* _Instruction_:
Search the material for "качества" and show all lines that contain it.

* _Dataset entries_:
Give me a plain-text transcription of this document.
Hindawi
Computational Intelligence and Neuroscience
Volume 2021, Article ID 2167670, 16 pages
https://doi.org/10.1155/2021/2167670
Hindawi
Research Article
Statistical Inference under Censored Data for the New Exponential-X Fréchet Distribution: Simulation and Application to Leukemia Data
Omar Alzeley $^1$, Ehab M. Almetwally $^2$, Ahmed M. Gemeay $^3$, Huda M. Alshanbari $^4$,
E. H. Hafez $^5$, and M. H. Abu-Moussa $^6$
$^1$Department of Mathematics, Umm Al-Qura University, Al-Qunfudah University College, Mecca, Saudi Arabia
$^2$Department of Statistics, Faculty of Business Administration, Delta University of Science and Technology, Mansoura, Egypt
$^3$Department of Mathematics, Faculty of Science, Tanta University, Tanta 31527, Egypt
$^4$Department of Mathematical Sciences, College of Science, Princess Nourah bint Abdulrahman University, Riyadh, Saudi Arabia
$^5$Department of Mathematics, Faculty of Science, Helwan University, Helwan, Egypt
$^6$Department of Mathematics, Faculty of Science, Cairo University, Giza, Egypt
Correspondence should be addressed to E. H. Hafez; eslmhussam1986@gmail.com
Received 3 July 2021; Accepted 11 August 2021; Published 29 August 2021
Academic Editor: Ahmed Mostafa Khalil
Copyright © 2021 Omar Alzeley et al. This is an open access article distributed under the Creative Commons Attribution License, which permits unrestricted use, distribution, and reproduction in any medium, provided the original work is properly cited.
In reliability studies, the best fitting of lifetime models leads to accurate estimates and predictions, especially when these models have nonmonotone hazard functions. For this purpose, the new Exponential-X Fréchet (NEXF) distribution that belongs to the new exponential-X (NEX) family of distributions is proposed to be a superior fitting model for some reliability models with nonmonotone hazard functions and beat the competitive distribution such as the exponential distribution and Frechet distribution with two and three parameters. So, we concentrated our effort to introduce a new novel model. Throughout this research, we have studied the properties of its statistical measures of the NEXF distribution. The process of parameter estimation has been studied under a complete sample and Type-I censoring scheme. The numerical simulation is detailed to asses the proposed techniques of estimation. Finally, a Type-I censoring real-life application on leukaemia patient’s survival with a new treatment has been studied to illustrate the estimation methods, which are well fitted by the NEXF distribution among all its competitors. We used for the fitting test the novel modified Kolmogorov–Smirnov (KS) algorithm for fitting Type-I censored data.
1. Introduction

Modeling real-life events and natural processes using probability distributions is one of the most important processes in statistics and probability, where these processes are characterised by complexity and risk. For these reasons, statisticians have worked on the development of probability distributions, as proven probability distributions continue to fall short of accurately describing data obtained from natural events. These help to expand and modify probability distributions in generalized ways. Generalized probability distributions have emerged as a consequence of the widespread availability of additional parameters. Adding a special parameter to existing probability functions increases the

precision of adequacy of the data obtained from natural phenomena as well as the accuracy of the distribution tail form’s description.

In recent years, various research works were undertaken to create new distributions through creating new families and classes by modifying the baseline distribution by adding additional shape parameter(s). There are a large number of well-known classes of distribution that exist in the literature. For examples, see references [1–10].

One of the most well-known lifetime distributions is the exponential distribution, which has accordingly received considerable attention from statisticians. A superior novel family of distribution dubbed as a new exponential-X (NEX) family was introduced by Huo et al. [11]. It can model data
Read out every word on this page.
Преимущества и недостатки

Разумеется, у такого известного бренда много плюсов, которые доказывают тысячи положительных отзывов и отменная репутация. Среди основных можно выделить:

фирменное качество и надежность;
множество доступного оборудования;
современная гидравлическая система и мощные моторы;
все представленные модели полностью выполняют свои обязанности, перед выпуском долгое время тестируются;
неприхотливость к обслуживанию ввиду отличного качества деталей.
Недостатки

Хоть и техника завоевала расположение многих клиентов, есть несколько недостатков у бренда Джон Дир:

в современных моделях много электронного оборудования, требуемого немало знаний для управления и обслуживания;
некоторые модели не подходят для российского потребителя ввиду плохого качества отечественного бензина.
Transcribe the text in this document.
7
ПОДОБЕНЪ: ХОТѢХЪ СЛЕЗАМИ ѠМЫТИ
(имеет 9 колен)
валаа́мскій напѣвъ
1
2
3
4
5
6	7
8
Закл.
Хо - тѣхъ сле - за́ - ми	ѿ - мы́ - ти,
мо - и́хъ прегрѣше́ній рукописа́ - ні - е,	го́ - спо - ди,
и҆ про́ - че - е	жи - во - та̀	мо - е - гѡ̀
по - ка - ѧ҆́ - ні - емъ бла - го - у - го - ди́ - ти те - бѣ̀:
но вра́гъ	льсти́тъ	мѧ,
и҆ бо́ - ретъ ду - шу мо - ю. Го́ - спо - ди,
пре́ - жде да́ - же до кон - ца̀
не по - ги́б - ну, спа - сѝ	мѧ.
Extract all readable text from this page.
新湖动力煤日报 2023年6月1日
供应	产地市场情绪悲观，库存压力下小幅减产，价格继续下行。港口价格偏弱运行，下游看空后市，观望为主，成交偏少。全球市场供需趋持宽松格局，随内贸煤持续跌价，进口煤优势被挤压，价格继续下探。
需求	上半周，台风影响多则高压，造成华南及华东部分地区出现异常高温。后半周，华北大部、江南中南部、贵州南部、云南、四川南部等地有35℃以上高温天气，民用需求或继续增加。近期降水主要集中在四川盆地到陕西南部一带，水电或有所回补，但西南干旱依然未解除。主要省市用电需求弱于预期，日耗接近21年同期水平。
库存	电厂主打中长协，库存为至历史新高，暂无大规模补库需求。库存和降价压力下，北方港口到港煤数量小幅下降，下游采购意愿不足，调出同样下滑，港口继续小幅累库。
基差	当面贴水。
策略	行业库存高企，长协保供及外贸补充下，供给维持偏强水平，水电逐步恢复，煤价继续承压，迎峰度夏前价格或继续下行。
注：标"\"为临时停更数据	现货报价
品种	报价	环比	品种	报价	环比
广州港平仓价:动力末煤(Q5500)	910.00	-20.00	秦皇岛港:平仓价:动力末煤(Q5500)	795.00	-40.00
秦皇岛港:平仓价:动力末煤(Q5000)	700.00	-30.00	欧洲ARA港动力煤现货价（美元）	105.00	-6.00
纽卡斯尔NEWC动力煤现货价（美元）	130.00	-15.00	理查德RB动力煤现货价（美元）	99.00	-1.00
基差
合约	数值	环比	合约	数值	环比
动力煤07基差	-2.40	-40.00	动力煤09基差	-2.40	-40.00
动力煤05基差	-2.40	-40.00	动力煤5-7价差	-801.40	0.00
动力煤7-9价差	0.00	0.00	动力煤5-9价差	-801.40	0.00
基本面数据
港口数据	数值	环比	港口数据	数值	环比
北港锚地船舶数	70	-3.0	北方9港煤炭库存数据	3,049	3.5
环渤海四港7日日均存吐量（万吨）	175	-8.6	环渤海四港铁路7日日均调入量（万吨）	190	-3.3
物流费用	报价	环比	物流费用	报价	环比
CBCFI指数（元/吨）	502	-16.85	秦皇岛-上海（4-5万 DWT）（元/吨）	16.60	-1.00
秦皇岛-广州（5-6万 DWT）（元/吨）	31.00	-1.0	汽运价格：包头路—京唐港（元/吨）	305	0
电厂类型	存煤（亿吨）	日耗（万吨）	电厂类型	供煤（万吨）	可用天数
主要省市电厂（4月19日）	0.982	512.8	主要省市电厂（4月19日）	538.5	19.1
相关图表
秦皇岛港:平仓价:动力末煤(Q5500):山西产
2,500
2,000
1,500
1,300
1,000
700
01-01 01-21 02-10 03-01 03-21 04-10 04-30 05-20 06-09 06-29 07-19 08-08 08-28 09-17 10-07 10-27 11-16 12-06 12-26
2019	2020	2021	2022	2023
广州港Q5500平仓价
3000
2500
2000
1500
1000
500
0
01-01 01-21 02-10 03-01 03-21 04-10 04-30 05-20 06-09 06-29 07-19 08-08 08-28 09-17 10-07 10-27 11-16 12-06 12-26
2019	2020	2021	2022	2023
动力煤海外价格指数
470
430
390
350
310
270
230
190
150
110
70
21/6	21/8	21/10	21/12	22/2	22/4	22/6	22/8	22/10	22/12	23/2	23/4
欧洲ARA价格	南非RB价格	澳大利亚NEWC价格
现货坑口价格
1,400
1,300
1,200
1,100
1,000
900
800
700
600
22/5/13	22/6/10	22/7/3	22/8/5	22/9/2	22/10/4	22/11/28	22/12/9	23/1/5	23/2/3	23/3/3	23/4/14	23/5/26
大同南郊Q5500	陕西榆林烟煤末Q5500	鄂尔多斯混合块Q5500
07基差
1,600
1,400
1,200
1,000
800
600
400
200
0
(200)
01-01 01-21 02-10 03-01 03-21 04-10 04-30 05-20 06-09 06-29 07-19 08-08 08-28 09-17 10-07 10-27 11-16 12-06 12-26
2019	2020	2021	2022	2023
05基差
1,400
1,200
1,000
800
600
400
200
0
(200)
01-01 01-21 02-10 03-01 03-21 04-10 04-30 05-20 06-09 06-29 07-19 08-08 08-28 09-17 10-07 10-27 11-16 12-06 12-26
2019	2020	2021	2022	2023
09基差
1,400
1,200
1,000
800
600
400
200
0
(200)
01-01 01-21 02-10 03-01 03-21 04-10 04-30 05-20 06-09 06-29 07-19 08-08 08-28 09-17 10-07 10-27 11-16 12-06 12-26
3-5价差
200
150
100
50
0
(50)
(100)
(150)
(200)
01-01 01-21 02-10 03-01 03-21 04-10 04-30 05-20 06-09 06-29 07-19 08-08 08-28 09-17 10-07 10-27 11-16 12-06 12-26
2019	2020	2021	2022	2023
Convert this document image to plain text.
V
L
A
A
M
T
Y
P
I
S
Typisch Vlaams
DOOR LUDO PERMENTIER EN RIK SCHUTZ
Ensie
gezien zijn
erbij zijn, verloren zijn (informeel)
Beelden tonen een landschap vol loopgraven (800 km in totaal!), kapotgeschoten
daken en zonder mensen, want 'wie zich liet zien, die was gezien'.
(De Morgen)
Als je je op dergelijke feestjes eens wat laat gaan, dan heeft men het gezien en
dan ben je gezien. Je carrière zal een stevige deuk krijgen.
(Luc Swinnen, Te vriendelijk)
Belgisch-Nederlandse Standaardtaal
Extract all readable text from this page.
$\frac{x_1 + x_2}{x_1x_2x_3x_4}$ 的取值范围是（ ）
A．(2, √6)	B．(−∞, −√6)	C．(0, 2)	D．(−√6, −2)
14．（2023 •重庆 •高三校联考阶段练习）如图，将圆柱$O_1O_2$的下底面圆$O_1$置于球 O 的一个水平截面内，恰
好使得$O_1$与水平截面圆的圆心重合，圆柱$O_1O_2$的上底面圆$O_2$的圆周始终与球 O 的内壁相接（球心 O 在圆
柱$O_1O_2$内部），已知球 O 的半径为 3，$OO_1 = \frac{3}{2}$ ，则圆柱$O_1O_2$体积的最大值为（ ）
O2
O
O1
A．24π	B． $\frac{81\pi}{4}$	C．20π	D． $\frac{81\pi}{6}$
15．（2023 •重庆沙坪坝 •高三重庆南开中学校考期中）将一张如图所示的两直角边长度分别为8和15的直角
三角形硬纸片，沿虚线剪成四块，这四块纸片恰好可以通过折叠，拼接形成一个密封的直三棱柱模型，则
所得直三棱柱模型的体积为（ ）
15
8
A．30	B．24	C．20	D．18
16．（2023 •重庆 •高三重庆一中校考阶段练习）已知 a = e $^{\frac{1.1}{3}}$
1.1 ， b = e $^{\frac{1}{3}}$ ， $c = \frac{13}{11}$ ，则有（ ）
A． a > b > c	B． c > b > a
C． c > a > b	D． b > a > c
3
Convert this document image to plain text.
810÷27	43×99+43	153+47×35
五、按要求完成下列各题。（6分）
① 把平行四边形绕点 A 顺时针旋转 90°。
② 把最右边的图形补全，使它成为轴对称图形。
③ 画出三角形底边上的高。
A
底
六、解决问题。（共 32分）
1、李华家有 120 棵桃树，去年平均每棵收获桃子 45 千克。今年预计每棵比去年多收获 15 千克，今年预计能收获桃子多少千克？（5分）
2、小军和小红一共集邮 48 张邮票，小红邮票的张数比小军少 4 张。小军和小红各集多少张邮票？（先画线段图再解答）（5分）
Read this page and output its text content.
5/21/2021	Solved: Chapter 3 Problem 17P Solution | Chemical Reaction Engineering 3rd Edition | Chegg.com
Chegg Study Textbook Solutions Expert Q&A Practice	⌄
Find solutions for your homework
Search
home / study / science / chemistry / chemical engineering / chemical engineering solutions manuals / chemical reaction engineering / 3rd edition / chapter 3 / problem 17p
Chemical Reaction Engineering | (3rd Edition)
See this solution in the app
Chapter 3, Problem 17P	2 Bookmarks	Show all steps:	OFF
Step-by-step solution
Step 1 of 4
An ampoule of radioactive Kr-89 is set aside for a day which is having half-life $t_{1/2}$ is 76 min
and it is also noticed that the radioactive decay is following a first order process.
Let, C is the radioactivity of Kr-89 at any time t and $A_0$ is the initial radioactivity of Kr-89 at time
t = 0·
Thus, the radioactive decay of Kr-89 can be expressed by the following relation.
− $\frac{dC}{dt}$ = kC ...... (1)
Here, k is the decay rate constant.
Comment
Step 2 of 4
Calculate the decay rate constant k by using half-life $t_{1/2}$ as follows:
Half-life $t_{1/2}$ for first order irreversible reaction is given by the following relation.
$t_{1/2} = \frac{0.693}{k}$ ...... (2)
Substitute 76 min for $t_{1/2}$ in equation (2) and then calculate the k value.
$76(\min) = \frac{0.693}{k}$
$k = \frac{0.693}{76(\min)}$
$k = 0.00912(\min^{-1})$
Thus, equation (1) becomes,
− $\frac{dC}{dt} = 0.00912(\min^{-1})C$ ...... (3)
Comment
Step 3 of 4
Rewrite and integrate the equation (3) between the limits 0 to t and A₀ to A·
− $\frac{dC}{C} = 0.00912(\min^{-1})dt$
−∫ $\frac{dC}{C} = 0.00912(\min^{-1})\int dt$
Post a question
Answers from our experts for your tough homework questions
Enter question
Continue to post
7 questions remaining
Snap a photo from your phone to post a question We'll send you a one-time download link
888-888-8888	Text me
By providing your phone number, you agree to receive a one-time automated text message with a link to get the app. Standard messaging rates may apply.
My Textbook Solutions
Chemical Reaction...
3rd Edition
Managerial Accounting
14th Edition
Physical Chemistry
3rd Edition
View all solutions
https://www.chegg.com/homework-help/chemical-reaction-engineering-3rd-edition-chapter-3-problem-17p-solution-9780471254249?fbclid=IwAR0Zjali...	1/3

* _Answer to this problem_:
неприхотливость к обслуживанию ввиду отличного качества деталей.
некоторые модели не подходят для российского потребителя ввиду плохого качества отечественного бензина.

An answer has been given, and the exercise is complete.